# Available data start

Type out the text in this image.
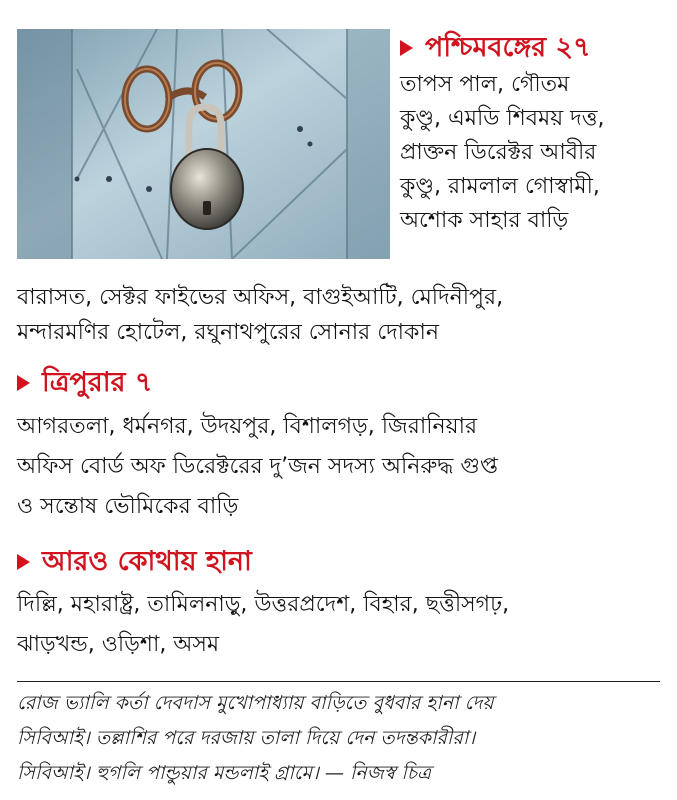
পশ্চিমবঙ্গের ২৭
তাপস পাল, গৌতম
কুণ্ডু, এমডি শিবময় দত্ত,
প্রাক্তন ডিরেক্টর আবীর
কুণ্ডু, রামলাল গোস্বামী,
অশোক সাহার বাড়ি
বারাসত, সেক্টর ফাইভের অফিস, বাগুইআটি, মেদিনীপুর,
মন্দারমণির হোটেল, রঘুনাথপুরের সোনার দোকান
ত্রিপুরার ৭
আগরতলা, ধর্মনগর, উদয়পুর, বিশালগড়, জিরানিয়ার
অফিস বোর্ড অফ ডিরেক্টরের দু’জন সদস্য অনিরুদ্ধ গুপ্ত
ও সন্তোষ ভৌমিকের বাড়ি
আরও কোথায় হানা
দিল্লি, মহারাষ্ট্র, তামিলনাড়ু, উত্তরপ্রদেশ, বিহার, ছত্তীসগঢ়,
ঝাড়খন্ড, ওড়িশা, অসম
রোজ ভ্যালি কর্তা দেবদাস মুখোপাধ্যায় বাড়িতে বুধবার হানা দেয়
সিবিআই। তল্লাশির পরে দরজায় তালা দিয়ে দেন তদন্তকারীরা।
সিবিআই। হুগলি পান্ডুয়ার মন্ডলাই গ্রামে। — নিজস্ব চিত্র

# Available data end
# Available data start

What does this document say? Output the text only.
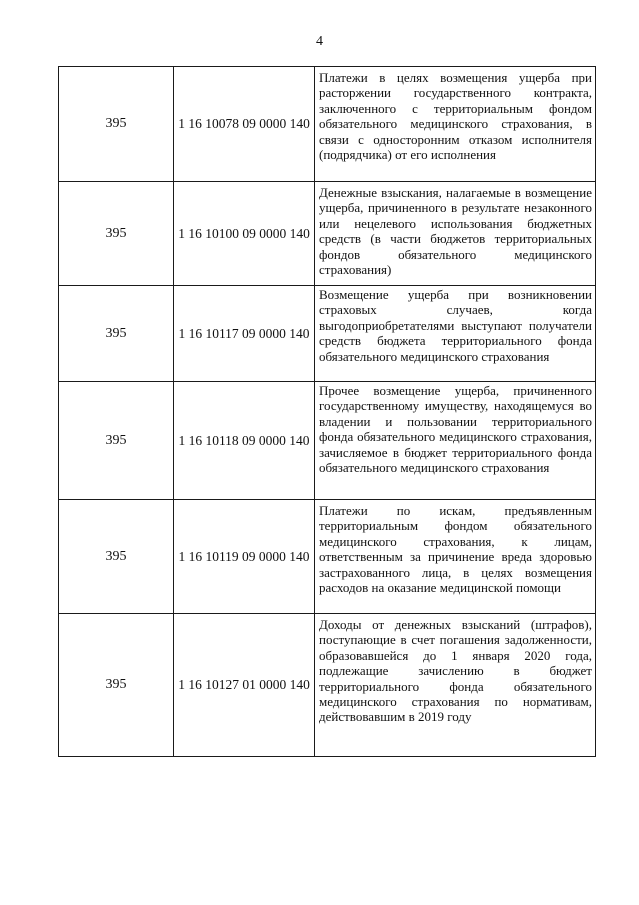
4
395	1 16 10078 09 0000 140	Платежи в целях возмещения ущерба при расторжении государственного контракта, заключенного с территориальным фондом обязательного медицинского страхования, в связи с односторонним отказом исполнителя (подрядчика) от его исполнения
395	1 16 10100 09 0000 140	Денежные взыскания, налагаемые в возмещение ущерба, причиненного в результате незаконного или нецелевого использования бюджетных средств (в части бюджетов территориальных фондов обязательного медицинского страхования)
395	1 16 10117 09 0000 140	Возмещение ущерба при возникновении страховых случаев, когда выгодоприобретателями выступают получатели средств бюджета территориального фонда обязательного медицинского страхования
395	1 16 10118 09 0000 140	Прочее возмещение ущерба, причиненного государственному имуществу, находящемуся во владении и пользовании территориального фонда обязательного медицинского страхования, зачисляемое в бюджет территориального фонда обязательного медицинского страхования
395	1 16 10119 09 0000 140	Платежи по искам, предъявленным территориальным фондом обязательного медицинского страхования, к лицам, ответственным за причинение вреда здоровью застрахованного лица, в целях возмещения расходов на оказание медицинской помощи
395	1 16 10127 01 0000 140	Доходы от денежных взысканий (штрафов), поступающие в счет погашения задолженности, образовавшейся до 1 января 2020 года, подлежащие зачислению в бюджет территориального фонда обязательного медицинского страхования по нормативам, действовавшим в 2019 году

# Available data end
# Available data start

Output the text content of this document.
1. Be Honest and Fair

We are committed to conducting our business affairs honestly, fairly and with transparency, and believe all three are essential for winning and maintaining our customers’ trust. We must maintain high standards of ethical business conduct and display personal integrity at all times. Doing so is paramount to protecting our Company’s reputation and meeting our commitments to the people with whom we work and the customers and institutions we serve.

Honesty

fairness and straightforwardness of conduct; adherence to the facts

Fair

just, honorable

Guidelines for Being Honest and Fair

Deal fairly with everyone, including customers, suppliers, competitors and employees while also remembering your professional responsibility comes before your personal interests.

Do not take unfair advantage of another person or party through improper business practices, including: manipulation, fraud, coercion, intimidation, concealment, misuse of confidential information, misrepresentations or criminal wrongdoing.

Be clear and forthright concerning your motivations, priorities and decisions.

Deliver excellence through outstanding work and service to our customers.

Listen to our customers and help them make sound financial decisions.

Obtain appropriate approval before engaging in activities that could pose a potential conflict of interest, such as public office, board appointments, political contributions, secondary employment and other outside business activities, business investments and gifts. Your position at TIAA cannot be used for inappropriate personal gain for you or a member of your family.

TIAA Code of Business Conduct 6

# Available data end

# Instruction
Determine how many lines of the data contain the word "your", and reply with that number only.

# Expected output
3